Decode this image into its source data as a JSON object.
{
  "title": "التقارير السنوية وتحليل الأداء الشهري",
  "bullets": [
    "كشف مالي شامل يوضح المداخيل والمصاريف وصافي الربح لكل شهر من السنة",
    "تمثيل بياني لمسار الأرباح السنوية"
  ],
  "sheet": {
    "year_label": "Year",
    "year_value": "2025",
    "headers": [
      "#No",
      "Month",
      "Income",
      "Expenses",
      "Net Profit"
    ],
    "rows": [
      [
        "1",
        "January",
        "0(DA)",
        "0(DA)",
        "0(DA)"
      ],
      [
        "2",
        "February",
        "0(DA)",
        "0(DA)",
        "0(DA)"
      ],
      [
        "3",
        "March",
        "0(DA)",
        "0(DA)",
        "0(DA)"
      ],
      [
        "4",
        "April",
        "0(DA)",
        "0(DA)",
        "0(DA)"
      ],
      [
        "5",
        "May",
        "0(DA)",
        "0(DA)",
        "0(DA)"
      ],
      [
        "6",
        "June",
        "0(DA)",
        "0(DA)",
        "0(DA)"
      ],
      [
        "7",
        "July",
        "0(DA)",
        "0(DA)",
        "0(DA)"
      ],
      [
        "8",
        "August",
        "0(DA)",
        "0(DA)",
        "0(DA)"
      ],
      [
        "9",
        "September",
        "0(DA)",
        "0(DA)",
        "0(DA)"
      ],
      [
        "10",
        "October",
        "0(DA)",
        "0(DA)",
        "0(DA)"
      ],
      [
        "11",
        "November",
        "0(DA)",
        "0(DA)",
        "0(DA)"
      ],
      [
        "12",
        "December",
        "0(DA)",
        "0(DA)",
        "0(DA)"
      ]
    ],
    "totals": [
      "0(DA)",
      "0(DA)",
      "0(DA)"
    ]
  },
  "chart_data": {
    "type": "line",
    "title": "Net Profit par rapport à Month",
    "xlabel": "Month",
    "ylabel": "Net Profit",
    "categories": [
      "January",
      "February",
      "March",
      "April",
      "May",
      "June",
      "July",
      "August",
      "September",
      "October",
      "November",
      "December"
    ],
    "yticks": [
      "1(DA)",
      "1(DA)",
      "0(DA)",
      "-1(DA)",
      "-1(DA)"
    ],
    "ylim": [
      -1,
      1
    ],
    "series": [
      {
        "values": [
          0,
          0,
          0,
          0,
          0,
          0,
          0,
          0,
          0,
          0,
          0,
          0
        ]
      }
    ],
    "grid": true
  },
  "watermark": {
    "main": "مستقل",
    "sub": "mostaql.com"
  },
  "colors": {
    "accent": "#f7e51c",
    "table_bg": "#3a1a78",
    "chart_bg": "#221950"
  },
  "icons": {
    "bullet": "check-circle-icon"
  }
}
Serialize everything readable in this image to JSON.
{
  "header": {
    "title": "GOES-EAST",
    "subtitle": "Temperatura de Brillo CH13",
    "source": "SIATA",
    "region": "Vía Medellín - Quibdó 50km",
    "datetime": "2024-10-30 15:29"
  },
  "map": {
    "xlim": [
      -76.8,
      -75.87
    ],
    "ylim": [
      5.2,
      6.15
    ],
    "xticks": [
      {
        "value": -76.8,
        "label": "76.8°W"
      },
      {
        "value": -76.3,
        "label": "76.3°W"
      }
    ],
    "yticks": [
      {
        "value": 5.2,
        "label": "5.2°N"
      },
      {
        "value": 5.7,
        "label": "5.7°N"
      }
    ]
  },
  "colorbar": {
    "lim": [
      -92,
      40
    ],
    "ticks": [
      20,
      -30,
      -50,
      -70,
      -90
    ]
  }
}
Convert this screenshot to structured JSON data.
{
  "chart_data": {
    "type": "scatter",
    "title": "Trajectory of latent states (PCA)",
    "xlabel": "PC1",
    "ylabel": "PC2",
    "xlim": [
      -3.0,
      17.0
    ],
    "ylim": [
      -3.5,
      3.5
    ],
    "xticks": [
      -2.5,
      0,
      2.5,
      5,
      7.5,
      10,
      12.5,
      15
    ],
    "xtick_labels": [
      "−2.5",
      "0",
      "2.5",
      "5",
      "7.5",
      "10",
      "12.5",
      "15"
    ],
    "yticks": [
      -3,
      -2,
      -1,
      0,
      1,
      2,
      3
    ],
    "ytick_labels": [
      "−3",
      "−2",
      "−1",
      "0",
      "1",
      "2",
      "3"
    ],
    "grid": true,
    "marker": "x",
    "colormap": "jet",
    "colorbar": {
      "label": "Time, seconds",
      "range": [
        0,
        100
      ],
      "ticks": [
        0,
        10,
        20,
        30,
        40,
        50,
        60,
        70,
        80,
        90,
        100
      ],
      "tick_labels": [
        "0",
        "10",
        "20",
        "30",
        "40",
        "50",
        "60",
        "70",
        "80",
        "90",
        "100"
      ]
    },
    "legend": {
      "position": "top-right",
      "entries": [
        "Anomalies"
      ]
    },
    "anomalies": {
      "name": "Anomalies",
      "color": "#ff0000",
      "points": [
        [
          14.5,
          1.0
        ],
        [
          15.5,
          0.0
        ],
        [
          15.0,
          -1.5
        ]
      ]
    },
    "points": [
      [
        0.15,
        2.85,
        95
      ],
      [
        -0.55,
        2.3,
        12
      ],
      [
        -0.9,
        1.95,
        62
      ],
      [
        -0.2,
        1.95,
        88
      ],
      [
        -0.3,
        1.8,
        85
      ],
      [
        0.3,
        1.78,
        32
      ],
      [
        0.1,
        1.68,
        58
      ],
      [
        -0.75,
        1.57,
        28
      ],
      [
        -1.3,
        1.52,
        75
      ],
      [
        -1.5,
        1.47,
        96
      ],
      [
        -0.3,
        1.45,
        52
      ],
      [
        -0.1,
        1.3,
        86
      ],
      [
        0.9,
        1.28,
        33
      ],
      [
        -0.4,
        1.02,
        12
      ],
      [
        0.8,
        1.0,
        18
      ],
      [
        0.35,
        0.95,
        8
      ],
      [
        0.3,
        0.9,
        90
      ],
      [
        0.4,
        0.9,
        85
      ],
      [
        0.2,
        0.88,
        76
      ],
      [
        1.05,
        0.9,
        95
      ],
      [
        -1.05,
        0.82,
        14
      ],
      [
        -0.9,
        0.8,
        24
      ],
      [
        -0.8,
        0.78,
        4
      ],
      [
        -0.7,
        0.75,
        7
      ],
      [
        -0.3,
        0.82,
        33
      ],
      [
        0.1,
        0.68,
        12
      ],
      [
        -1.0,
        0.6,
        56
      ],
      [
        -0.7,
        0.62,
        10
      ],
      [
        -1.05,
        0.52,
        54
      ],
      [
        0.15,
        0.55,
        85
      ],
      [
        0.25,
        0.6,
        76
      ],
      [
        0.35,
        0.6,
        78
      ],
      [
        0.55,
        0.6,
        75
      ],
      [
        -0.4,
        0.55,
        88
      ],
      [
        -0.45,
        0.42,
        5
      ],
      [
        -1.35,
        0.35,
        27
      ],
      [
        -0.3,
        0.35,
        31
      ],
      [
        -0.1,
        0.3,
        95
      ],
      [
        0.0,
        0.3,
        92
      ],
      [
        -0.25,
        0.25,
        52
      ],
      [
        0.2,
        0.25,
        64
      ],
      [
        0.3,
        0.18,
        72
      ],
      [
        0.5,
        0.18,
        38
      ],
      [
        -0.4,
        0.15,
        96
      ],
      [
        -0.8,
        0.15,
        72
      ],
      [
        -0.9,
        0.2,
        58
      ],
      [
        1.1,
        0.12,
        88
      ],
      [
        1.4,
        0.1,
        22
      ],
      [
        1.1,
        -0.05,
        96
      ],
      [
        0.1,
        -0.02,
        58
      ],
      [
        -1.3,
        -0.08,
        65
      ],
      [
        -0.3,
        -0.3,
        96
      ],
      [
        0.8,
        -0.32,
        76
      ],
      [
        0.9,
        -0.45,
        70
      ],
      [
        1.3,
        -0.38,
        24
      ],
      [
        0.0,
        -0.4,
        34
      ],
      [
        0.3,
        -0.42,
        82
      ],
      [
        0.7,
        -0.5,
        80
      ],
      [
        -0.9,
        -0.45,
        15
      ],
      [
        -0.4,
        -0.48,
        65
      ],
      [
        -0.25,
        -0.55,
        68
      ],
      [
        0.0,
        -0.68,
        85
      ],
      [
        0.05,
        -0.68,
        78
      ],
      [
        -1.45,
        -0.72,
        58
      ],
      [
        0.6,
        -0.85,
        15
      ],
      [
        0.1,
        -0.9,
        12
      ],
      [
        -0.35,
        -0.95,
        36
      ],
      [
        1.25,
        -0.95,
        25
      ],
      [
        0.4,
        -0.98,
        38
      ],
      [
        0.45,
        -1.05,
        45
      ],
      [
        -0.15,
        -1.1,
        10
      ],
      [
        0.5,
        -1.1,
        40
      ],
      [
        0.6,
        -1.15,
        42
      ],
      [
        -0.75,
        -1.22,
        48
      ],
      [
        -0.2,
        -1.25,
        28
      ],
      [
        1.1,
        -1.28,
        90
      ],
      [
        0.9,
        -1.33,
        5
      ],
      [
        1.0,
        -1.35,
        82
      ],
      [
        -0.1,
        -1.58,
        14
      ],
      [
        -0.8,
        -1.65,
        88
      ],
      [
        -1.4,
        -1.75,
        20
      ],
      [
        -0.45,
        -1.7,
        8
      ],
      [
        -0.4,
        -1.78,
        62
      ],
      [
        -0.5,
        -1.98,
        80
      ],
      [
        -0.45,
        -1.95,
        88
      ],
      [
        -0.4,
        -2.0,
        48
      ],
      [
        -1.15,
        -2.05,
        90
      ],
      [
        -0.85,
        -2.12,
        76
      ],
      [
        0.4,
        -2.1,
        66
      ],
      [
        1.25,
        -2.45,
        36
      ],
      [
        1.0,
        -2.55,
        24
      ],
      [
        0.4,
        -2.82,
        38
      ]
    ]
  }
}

====

Instruction:
Consider the entries above and return each line with the string "السنوية".

Reply:
  "title": "التقارير السنوية وتحليل الأداء الشهري",
    "تمثيل بياني لمسار الأرباح السنوية"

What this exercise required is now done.